## The request
Show, in full, each line of the data that contains "ISNIN".

━━━━━━━━

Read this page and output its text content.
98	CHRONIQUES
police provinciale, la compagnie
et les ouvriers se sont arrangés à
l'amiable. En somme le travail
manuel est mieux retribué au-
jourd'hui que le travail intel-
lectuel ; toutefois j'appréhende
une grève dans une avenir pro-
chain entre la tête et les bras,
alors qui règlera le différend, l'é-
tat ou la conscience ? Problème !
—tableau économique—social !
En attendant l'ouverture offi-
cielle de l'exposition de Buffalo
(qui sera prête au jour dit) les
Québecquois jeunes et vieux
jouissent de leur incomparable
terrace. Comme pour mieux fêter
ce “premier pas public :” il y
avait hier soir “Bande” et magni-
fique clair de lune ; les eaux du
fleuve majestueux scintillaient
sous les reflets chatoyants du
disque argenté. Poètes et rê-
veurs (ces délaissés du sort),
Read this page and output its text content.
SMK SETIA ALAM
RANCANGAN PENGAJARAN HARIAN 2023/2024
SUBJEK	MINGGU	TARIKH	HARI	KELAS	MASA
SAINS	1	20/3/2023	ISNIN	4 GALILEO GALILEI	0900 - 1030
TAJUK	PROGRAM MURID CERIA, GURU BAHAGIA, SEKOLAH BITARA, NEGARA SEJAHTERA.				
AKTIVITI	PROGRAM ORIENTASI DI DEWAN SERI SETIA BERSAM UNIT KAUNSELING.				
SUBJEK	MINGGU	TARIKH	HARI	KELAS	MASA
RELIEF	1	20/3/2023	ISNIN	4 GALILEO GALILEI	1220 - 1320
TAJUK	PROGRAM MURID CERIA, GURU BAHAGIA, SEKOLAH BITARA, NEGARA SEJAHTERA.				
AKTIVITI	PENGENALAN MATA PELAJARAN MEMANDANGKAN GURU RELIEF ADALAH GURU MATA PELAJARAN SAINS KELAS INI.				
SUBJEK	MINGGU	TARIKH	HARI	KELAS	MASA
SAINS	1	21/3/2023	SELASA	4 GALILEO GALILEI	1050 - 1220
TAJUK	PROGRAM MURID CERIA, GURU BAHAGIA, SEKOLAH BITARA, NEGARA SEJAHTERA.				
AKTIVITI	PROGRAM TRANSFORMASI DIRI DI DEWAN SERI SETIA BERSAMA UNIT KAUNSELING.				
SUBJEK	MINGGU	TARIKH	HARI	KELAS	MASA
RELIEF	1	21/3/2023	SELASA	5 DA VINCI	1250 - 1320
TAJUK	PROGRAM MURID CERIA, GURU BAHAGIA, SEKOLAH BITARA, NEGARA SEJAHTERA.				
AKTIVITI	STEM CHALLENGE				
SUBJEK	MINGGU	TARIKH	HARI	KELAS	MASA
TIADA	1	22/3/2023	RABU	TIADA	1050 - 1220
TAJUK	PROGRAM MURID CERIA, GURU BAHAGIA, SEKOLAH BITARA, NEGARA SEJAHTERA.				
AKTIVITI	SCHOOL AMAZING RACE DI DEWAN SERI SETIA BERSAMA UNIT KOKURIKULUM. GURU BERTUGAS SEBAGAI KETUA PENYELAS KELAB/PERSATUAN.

━━━━━━━━

## Expected answer
SAINS	1	20/3/2023	ISNIN	4 GALILEO GALILEI	0900 - 1030
RELIEF	1	20/3/2023	ISNIN	4 GALILEO GALILEI	1220 - 1320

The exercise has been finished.